No es lo mismo respetar por amor, que respetar por miedo. Por eso Dios no está pendiente de castigarnos.
“El Espíritu Santo, que enviará el Padre en mi nombre, será quien os lo enseñe todo y os vaya recordando todo lo que os he dicho.” Sin el Espíritu no podríamos ni tan siquiera tener fe.
En la vida diaria, en nuestro vivir, tenemos que afanarnos por una cantidad de cosas, de tareas. Vivir es como nadar. Si dejas de estar pendiente, te hundes. Así es como algunos se aprovechan de los incautos y se presentan como videntes. “Veo en las cartas una persona que te da problemas”; “Hay problemas de dinero”; así sucesivamente.
¿Quién puede vivir sin problemas? Vivir de por sí es un problema.
En un momento dado uno se encuentra luchando, luchando. Pareciera que a fuerza del agobio por lo que hay que hacer, no hay tiempo para vivir.

_Datos de análisis del diseño de página_:
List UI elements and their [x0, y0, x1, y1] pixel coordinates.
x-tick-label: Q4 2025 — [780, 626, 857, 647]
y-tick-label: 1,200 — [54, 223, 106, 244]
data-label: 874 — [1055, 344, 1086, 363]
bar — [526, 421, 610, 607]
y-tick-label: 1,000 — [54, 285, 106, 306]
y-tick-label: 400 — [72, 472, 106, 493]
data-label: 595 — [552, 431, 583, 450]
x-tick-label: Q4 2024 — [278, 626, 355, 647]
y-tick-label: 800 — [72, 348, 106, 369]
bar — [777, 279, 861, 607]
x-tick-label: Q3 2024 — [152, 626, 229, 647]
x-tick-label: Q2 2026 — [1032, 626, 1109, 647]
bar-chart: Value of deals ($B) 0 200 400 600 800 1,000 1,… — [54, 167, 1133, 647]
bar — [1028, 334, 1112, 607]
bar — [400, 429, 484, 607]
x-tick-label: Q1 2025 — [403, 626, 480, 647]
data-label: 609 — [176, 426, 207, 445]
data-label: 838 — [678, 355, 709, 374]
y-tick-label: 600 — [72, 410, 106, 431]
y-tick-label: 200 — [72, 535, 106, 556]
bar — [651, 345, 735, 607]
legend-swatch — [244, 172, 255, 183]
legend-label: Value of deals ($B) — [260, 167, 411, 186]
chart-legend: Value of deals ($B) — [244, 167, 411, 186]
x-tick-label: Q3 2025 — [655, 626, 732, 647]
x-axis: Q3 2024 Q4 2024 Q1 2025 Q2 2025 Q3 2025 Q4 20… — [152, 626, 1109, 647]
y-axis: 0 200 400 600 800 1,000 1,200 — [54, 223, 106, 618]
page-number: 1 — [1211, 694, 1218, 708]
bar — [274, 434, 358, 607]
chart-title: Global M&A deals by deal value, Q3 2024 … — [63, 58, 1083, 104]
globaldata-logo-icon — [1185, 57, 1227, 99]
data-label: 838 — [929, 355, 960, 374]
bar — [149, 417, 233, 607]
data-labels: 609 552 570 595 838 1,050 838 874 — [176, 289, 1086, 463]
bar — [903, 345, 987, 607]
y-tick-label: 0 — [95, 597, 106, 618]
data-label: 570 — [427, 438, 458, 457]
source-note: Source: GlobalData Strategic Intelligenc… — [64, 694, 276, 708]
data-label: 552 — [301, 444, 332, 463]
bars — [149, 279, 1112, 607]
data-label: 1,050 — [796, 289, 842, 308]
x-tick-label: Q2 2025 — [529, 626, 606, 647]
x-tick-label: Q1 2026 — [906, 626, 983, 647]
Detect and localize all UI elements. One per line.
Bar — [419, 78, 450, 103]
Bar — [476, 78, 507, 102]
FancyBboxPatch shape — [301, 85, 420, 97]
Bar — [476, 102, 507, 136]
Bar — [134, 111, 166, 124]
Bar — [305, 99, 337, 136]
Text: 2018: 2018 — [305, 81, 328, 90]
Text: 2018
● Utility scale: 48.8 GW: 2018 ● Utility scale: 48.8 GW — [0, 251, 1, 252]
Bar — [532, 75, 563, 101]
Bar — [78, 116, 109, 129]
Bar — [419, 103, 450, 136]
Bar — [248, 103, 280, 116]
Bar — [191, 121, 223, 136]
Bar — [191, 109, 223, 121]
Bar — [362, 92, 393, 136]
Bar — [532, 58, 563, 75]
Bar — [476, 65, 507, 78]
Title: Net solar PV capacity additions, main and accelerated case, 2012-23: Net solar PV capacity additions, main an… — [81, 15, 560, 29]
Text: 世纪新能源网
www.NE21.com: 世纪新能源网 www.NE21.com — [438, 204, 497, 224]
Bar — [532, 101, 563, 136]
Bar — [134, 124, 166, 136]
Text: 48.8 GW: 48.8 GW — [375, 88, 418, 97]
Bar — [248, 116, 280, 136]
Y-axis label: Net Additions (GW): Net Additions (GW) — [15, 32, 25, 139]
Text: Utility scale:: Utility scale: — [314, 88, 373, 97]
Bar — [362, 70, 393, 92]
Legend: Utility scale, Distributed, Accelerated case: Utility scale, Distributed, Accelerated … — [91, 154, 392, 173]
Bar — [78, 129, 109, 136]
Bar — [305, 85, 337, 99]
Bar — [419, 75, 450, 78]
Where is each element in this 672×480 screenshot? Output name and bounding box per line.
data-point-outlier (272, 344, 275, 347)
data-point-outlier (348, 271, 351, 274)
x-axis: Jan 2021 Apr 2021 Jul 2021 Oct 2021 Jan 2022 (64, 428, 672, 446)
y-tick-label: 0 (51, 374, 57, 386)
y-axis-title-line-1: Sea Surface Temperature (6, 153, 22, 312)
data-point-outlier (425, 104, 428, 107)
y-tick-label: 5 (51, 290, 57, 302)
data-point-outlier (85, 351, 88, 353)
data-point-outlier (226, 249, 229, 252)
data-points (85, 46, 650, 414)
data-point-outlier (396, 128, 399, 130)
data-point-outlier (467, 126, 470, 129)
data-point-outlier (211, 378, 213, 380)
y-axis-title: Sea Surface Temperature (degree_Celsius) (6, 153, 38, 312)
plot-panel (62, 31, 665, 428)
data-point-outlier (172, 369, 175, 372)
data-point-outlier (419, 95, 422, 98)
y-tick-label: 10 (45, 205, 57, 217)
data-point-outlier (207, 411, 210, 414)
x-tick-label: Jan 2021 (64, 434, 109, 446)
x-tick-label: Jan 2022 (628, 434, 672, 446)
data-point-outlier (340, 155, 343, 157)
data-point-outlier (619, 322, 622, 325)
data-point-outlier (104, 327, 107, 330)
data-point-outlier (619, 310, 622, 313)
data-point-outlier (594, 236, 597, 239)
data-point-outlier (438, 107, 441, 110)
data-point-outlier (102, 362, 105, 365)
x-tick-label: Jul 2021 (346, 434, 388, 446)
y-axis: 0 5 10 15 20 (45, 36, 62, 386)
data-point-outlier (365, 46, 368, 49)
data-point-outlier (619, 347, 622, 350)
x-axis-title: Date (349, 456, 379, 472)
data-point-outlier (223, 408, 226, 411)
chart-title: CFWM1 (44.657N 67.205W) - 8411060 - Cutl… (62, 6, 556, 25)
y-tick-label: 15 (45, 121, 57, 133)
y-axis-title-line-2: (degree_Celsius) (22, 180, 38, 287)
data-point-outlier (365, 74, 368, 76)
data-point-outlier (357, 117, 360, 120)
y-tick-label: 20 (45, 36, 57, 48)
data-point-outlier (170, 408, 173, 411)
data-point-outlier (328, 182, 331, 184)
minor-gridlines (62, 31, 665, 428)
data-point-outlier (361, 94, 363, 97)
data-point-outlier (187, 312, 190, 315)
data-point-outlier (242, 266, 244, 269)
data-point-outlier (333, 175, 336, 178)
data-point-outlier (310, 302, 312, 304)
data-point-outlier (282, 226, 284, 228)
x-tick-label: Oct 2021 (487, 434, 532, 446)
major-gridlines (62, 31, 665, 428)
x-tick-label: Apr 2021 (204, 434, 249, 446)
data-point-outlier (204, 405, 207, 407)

_Tus tareas_:
a: Resume el texto extraído en dos oraciones.
b: Según el texto extraído, ¿por qué Dios no está pendiente de castigarnos? Responde en una o dos oraciones.
c: ¿Con qué actividad compara el vivir el texto extraído?
Los ítems proceden de otra fuente.

_Respuestas numeradas_:
a: Respetar por amor no es lo mismo que respetar por miedo, y por eso Dios no está pendiente de castigarnos; sin el Espíritu ni siquiera podríamos tener fe. Vivir obliga a afanarse por muchas tareas, como quien nada y se hunde si deja de estar pendiente, y algunos se aprovechan de los incautos presentándose como videntes, aunque vivir de por sí es un problema y el agobio parece no dejar tiempo para vivir.

b: Porque no es lo mismo respetar por amor que respetar por miedo.

c: Con nadar.